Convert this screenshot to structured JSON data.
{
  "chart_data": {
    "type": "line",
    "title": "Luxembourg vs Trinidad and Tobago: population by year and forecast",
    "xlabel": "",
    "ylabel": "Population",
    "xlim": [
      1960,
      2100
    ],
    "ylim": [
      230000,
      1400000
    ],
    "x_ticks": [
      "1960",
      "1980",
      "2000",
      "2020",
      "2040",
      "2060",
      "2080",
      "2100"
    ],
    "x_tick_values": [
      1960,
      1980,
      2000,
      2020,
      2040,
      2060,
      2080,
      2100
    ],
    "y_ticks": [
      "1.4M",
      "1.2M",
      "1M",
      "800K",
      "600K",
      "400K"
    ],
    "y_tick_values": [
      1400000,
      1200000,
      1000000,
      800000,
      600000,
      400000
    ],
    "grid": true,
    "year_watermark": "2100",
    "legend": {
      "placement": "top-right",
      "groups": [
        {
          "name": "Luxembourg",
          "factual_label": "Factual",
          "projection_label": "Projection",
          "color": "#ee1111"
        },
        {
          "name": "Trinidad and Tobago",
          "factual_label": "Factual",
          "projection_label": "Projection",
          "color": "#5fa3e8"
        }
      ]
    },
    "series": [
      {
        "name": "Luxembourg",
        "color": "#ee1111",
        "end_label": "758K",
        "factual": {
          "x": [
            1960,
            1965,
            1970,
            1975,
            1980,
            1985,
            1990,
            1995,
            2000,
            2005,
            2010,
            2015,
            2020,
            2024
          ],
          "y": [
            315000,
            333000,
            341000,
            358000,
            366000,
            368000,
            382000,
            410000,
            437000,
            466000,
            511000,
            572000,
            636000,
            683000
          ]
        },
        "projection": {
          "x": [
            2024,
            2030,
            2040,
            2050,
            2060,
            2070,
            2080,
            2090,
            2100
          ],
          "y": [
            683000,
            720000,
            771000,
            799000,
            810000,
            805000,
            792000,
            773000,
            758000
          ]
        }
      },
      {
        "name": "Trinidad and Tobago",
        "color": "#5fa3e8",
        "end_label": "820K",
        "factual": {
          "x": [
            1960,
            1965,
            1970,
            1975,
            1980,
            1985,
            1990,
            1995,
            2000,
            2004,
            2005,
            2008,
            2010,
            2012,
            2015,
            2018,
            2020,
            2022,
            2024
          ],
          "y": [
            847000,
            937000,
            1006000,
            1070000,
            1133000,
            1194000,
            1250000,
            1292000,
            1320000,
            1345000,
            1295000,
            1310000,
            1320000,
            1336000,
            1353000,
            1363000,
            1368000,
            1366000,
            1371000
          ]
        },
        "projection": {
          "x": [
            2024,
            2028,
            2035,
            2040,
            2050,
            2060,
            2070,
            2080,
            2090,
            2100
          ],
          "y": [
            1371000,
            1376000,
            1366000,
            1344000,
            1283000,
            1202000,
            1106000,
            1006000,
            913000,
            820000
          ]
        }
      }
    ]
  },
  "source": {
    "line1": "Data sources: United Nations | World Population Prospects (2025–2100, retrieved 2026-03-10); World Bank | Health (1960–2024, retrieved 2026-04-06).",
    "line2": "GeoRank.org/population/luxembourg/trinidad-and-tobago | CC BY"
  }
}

* Set exercise
Retype all the records, matching them exactly.

* Exercise output
Convert this screenshot to structured JSON data.
{
  "chart_data": {
    "type": "line",
    "title": "Luxembourg vs Trinidad and Tobago: population by year and forecast",
    "xlabel": "",
    "ylabel": "Population",
    "xlim": [
      1960,
      2100
    ],
    "ylim": [
      230000,
      1400000
    ],
    "x_ticks": [
      "1960",
      "1980",
      "2000",
      "2020",
      "2040",
      "2060",
      "2080",
      "2100"
    ],
    "x_tick_values": [
      1960,
      1980,
      2000,
      2020,
      2040,
      2060,
      2080,
      2100
    ],
    "y_ticks": [
      "1.4M",
      "1.2M",
      "1M",
      "800K",
      "600K",
      "400K"
    ],
    "y_tick_values": [
      1400000,
      1200000,
      1000000,
      800000,
      600000,
      400000
    ],
    "grid": true,
    "year_watermark": "2100",
    "legend": {
      "placement": "top-right",
      "groups": [
        {
          "name": "Luxembourg",
          "factual_label": "Factual",
          "projection_label": "Projection",
          "color": "#ee1111"
        },
        {
          "name": "Trinidad and Tobago",
          "factual_label": "Factual",
          "projection_label": "Projection",
          "color": "#5fa3e8"
        }
      ]
    },
    "series": [
      {
        "name": "Luxembourg",
        "color": "#ee1111",
        "end_label": "758K",
        "factual": {
          "x": [
            1960,
            1965,
            1970,
            1975,
            1980,
            1985,
            1990,
            1995,
            2000,
            2005,
            2010,
            2015,
            2020,
            2024
          ],
          "y": [
            315000,
            333000,
            341000,
            358000,
            366000,
            368000,
            382000,
            410000,
            437000,
            466000,
            511000,
            572000,
            636000,
            683000
          ]
        },
        "projection": {
          "x": [
            2024,
            2030,
            2040,
            2050,
            2060,
            2070,
            2080,
            2090,
            2100
          ],
          "y": [
            683000,
            720000,
            771000,
            799000,
            810000,
            805000,
            792000,
            773000,
            758000
          ]
        }
      },
      {
        "name": "Trinidad and Tobago",
        "color": "#5fa3e8",
        "end_label": "820K",
        "factual": {
          "x": [
            1960,
            1965,
            1970,
            1975,
            1980,
            1985,
            1990,
            1995,
            2000,
            2004,
            2005,
            2008,
            2010,
            2012,
            2015,
            2018,
            2020,
            2022,
            2024
          ],
          "y": [
            847000,
            937000,
            1006000,
            1070000,
            1133000,
            1194000,
            1250000,
            1292000,
            1320000,
            1345000,
            1295000,
            1310000,
            1320000,
            1336000,
            1353000,
            1363000,
            1368000,
            1366000,
            1371000
          ]
        },
        "projection": {
          "x": [
            2024,
            2028,
            2035,
            2040,
            2050,
            2060,
            2070,
            2080,
            2090,
            2100
          ],
          "y": [
            1371000,
            1376000,
            1366000,
            1344000,
            1283000,
            1202000,
            1106000,
            1006000,
            913000,
            820000
          ]
        }
      }
    ]
  },
  "source": {
    "line1": "Data sources: United Nations | World Population Prospects (2025–2100, retrieved 2026-03-10); World Bank | Health (1960–2024, retrieved 2026-04-06).",
    "line2": "GeoRank.org/population/luxembourg/trinidad-and-tobago | CC BY"
  }
}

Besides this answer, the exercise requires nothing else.